» **THE TASK**
What is the count of lines in the listing below that hold the string "have"? Reply with that number alone.

• • • • • • •

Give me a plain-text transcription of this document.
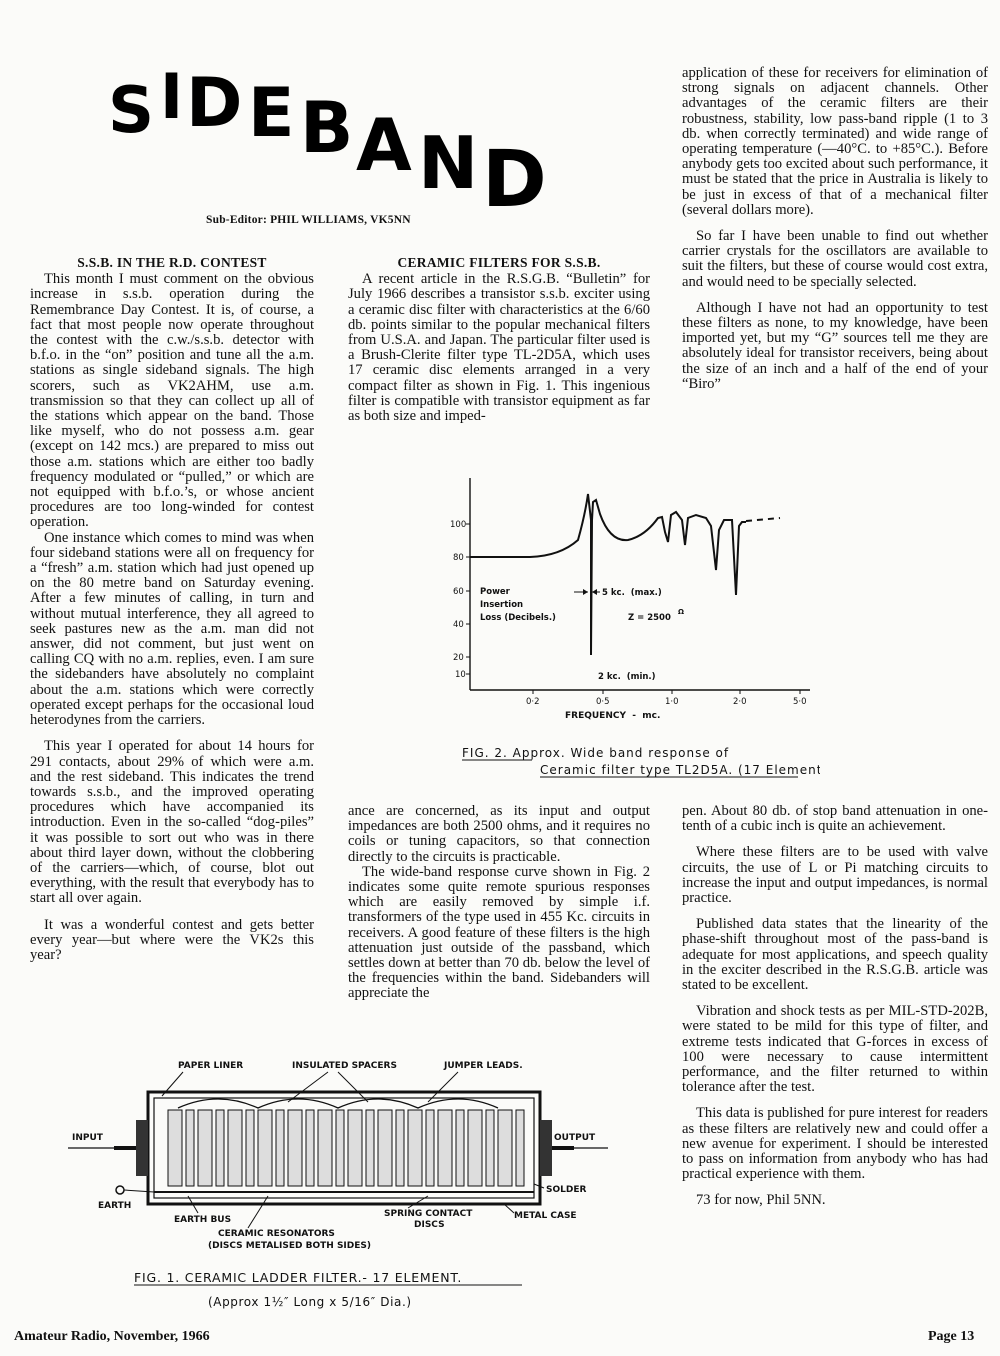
S I D E B A N D
Sub-Editor: PHIL WILLIAMS, VK5NN
S.S.B. IN THE R.D. CONTEST

This month I must comment on the obvious increase in s.s.b. operation during the Remembrance Day Contest. It is, of course, a fact that most people now operate throughout the contest with the c.w./s.s.b. detector with b.f.o. in the “on” position and tune all the a.m. stations as single sideband signals. The high scorers, such as VK2AHM, use a.m. transmission so that they can collect up all of the stations which appear on the band. Those like myself, who do not possess a.m. gear (except on 142 mcs.) are prepared to miss out those a.m. stations which are either too badly frequency modulated or “pulled,” or which are not equipped with b.f.o.’s, or whose ancient procedures are too long-winded for contest operation.

One instance which comes to mind was when four sideband stations were all on frequency for a “fresh” a.m. station which had just opened up on the 80 metre band on Saturday evening. After a few minutes of calling, in turn and without mutual interference, they all agreed to seek pastures new as the a.m. man did not answer, did not comment, but just went on calling CQ with no a.m. replies, even. I am sure the sidebanders have absolutely no complaint about the a.m. stations which were correctly operated except perhaps for the occasional loud heterodynes from the carriers.

This year I operated for about 14 hours for 291 contacts, about 29% of which were a.m. and the rest sideband. This indicates the trend towards s.s.b., and the improved operating procedures which have accompanied its introduction. Even in the so-called “dog-piles” it was possible to sort out who was in there about third layer down, without the clobbering of the carriers—which, of course, blot out everything, with the result that everybody has to start all over again.

It was a wonderful contest and gets better every year—but where were the VK2s this year?

CERAMIC FILTERS FOR S.S.B.

A recent article in the R.S.G.B. “Bulletin” for July 1966 describes a transistor s.s.b. exciter using a ceramic disc filter with characteristics at the 6/60 db. points similar to the popular mechanical filters from U.S.A. and Japan. The particular filter used is a Brush-Clerite filter type TL-2D5A, which uses 17 ceramic disc elements arranged in a very compact filter as shown in Fig. 1. This ingenious filter is compatible with transistor equipment as far as both size and imped-

ance are concerned, as its input and output impedances are both 2500 ohms, and it requires no coils or tuning capacitors, so that connection directly to the circuits is practicable.

The wide-band response curve shown in Fig. 2 indicates some quite remote spurious responses which are easily removed by simple i.f. transformers of the type used in 455 Kc. circuits in receivers. A good feature of these filters is the high attenuation just outside of the passband, which settles down at better than 70 db. below the level of the frequencies within the band. Sidebanders will appreciate the

application of these for receivers for elimination of strong signals on adjacent channels. Other advantages of the ceramic filters are their robustness, stability, low pass-band ripple (1 to 3 db. when correctly terminated) and wide range of operating temperature (—40°C. to +85°C.). Before anybody gets too excited about such performance, it must be stated that the price in Australia is likely to be just in excess of that of a mechanical filter (several dollars more).

So far I have been unable to find out whether carrier crystals for the oscillators are available to suit the filters, but these of course would cost extra, and would need to be specially selected.

Although I have not had an opportunity to test these filters as none, to my knowledge, have been imported yet, but my “G” sources tell me they are absolutely ideal for transistor receivers, being about the size of an inch and a half of the end of your “Biro”

pen. About 80 db. of stop band attenuation in one-tenth of a cubic inch is quite an achievement.

Where these filters are to be used with valve circuits, the use of L or Pi matching circuits to increase the input and output impedances, is normal practice.

Published data states that the linearity of the phase-shift throughout most of the pass-band is adequate for most applications, and speech quality in the exciter described in the R.S.G.B. article was stated to be excellent.

Vibration and shock tests as per MIL-STD-202B, were stated to be mild for this type of filter, and extreme tests indicated that G-forces in excess of 100 were necessary to cause intermittent performance, and the filter returned to within tolerance after the test.

This data is published for pure interest for readers as these filters are relatively new and could offer a new avenue for experiment. I should be interested to pass on information from anybody who has had practical experience with them.

73 for now, Phil 5NN.

100
80
60
40
20
10
0·2	0·5	1·0	2·0	5·0
FREQUENCY  -  mc.
5 kc.  (max.)
Power
Insertion
Loss (Decibels.)	Z = 2500
Ω
2 kc.  (min.)
FIG. 2. Approx. Wide band response of
Ceramic filter type TL2D5A. (17 Element)
PAPER LINER	INSULATED SPACERS	JUMPER LEADS.
INPUT	OUTPUT
EARTH
EARTH BUS
SOLDER
SPRING CONTACT
DISCS
METAL CASE
CERAMIC RESONATORS
(DISCS METALISED BOTH SIDES)
FIG. 1. CERAMIC LADDER FILTER.- 17 ELEMENT.
(Approx 1½″ Long x 5/16″ Dia.)
Amateur Radio, November, 1966	Page 13
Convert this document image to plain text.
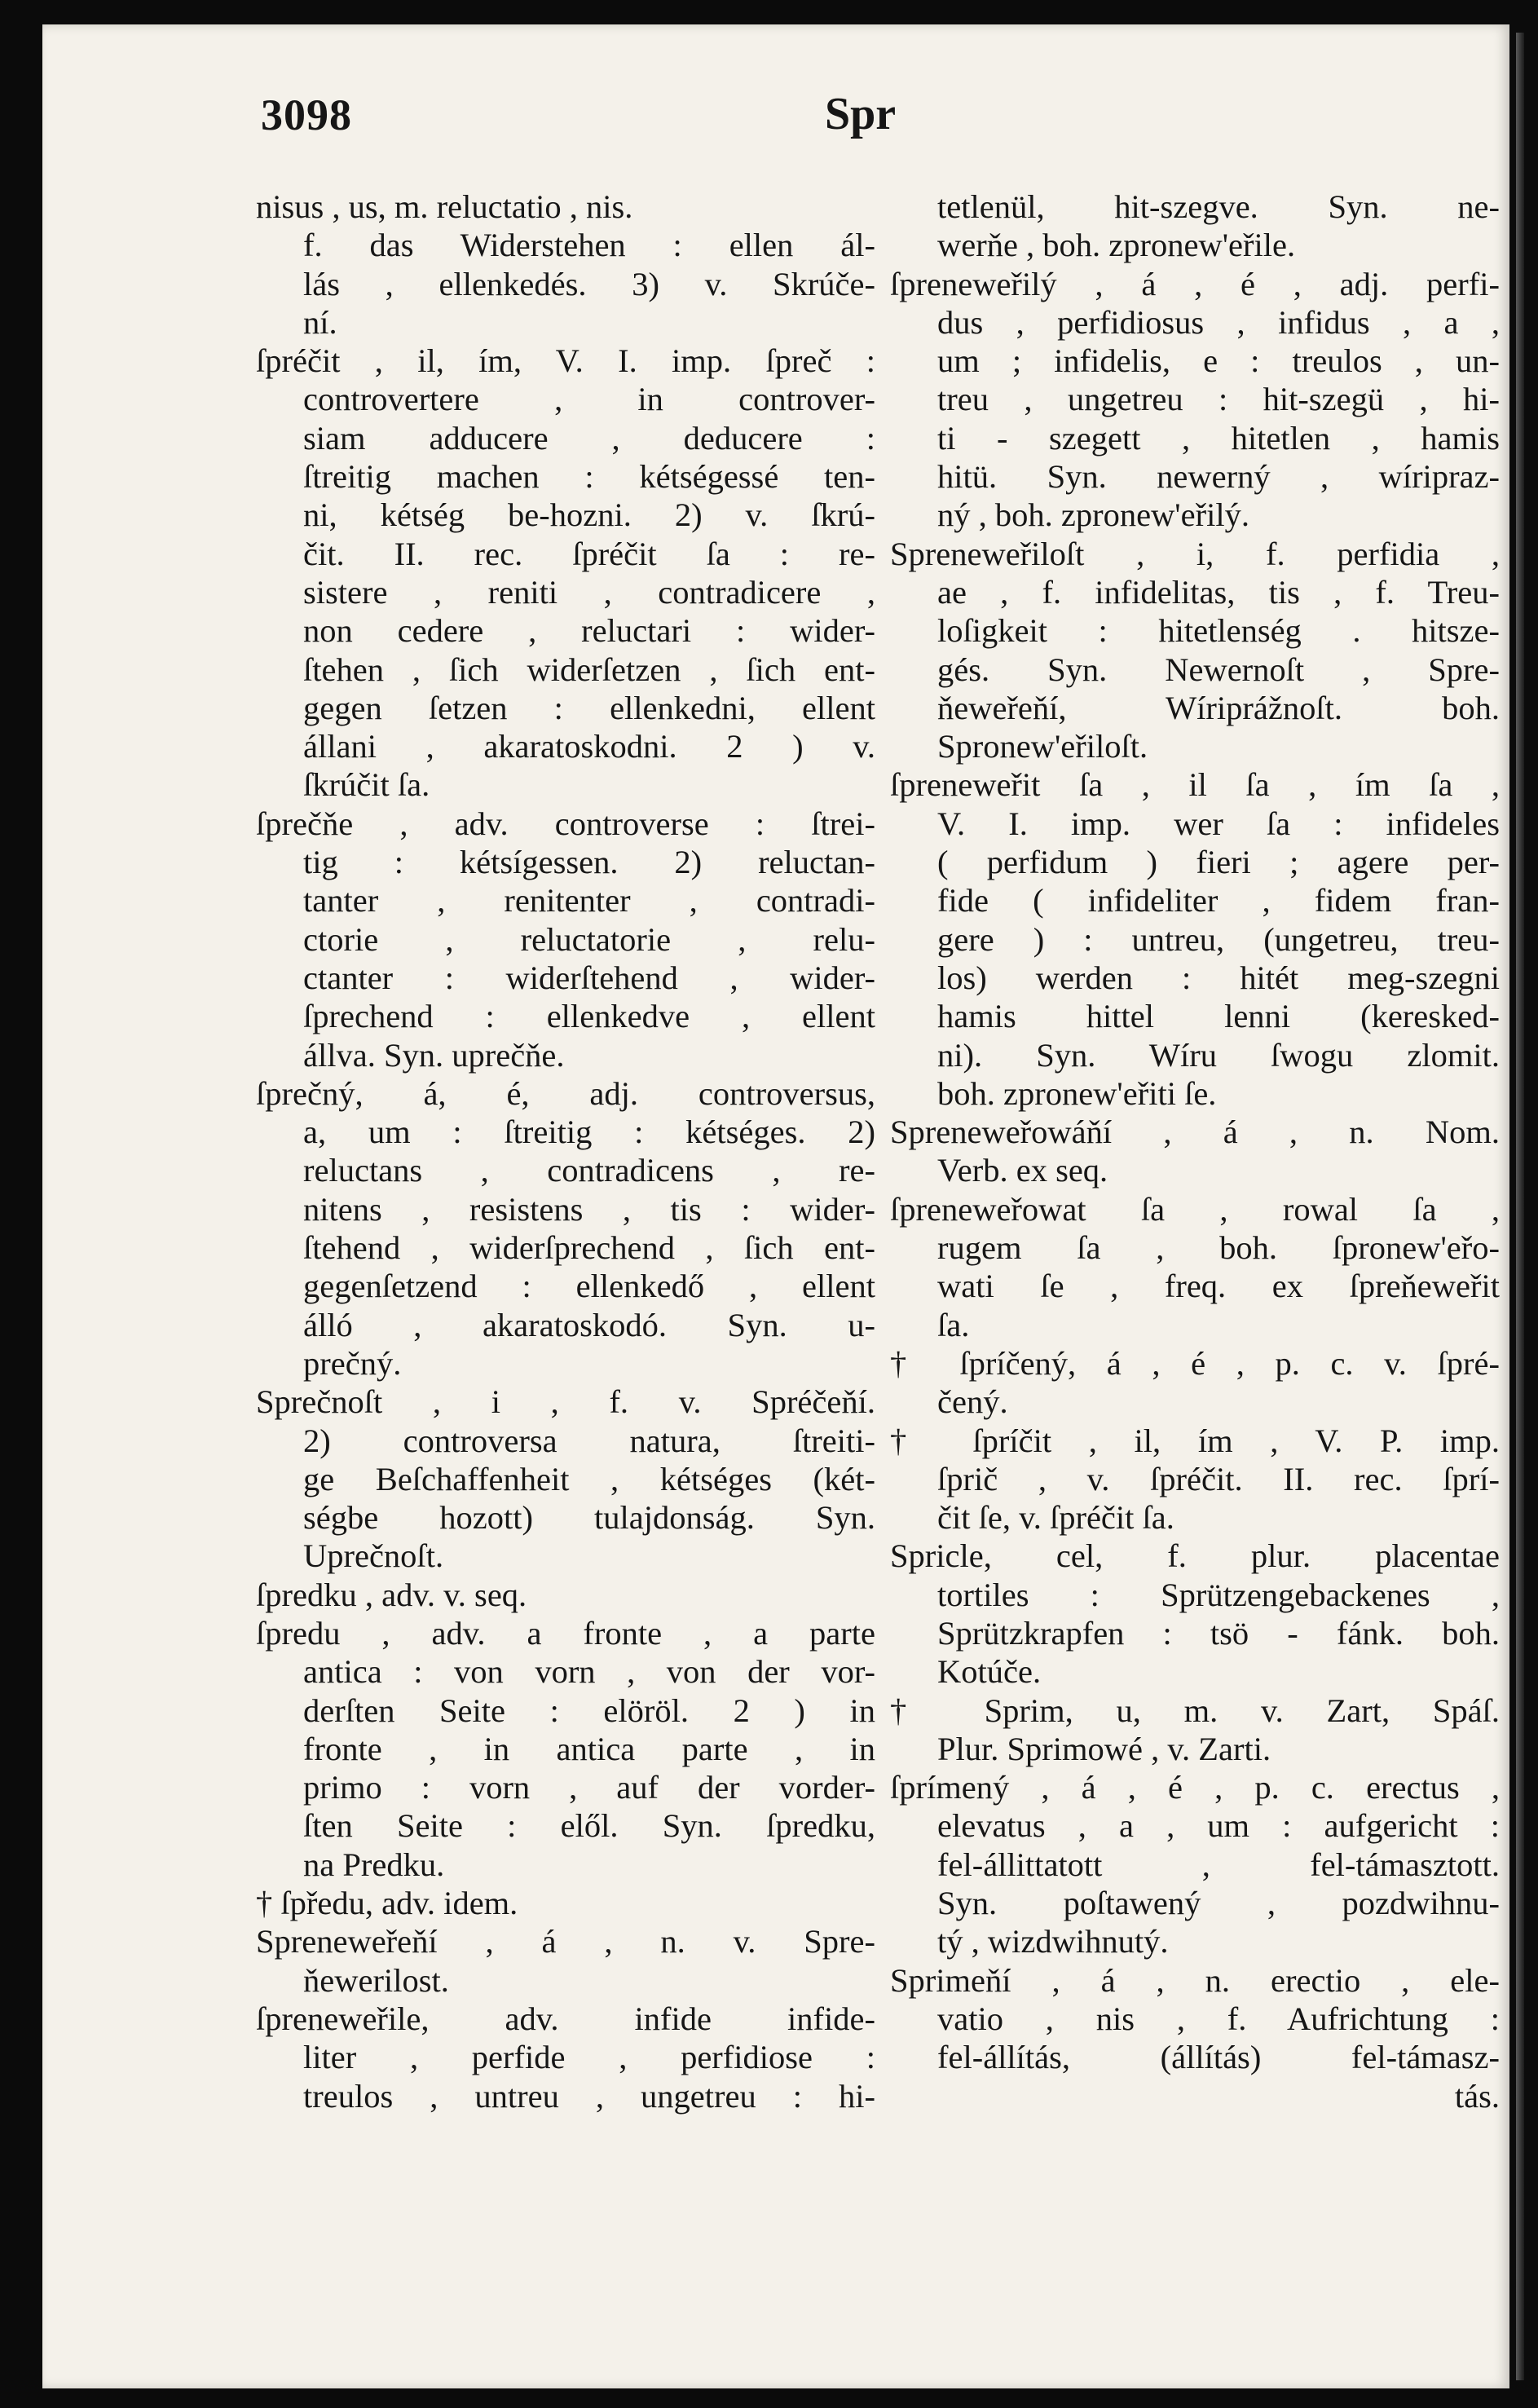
3098	Spr
nisus , us, m. reluctatio , nis.
f. das Widerstehen : ellen ál-
lás , ellenkedés. 3) v. Skrúče-
ní.
ſpréčit , il, ím, V. I. imp. ſpreč :
controvertere , in controver-
siam adducere , deducere :
ſtreitig machen : kétségessé ten-
ni, kétség be-hozni. 2) v. ſkrú-
čit. II. rec. ſpréčit ſa : re-
sistere , reniti , contradicere ,
non cedere , reluctari : wider-
ſtehen , ſich widerſetzen , ſich ent-
gegen ſetzen : ellenkedni, ellent
állani , akaratoskodni. 2 ) v.
ſkrúčit ſa.
ſprečňe , adv. controverse : ſtrei-
tig : kétsígessen. 2) reluctan-
tanter , renitenter , contradi-
ctorie , reluctatorie , relu-
ctanter : widerſtehend , wider-
ſprechend : ellenkedve , ellent
állva. Syn. uprečňe.
ſprečný, á, é, adj. controversus,
a, um : ſtreitig : kétséges. 2)
reluctans , contradicens , re-
nitens , resistens , tis : wider-
ſtehend , widerſprechend , ſich ent-
gegenſetzend : ellenkedő , ellent
álló , akaratoskodó. Syn. u-
prečný.
Sprečnoſt , i , f. v. Spréčeňí.
2) controversa natura, ſtreiti-
ge Beſchaffenheit , kétséges (két-
ségbe hozott) tulajdonság. Syn.
Uprečnoſt.
ſpredku , adv. v. seq.
ſpredu , adv. a fronte , a parte
antica : von vorn , von der vor-
derſten Seite : elöröl. 2 ) in
fronte , in antica parte , in
primo : vorn , auf der vorder-
ſten Seite : elől. Syn. ſpredku,
na Predku.
† ſpředu, adv. idem.
Spreneweřeňí , á , n. v. Spre-
ňewerilost.
ſpreneweřile, adv. infide infide-
liter , perfide , perfidiose :
treulos , untreu , ungetreu : hi-
tetlenül, hit-szegve. Syn. ne-
werňe , boh. zpronew'eřile.
ſpreneweřilý , á , é , adj. perfi-
dus , perfidiosus , infidus , a ,
um ; infidelis, e : treulos , un-
treu , ungetreu : hit-szegü , hi-
ti - szegett , hitetlen , hamis
hitü. Syn. newerný , wíriprаz-
ný , boh. zpronew'eřilý.
Spreneweřiloſt , i, f. perfidia ,
ae , f. infidelitas, tis , f. Treu-
loſigkeit : hitetlenség . hitsze-
gés. Syn. Newernoſt , Spre-
ňeweřeňí, Wíriprážnoſt. boh.
Spronew'eřiloſt.
ſpreneweřit ſa , il ſa , ím ſa ,
V. I. imp. wer ſa : infideles
( perfidum ) fieri ; agere per-
fide ( infideliter , fidem fran-
gere ) : untreu, (ungetreu, treu-
los) werden : hitét meg-szegni
hamis hittel lenni (keresked-
ni). Syn. Wíru ſwogu zlomit.
boh. zpronew'eřiti ſe.
Spreneweřowáňí , á , n. Nom.
Verb. ex seq.
ſpreneweřowat ſa , rowal ſa ,
rugem ſa , boh. ſpronew'eřo-
wati ſe , freq. ex ſpreňeweřit
ſa.
† ſpríčený, á , é , p. c. v. ſpré-
čený.
† ſpríčit , il, ím , V. P. imp.
ſprič , v. ſpréčit. II. rec. ſprí-
čit ſe, v. ſpréčit ſa.
Spricle, cel, f. plur. placentae
tortiles : Sprützengebackenes ,
Sprützkrapfen : tsö - fánk. boh.
Kotúče.
† Sprim, u, m. v. Zart, Spáſ.
Plur. Sprimowé , v. Zarti.
ſprímený , á , é , p. c. erectus ,
elevatus , a , um : aufgericht :
fel-állittatott , fel-támasztott.
Syn. poſtawený , pozdwihnu-
tý , wizdwihnutý.
Sprimeňí , á , n. erectio , ele-
vatio , nis , f. Aufrichtung :
fel-állítás, (állítás) fel-támasz-
tás.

• • • • • • •

» **FINISHED EXERCISE**
4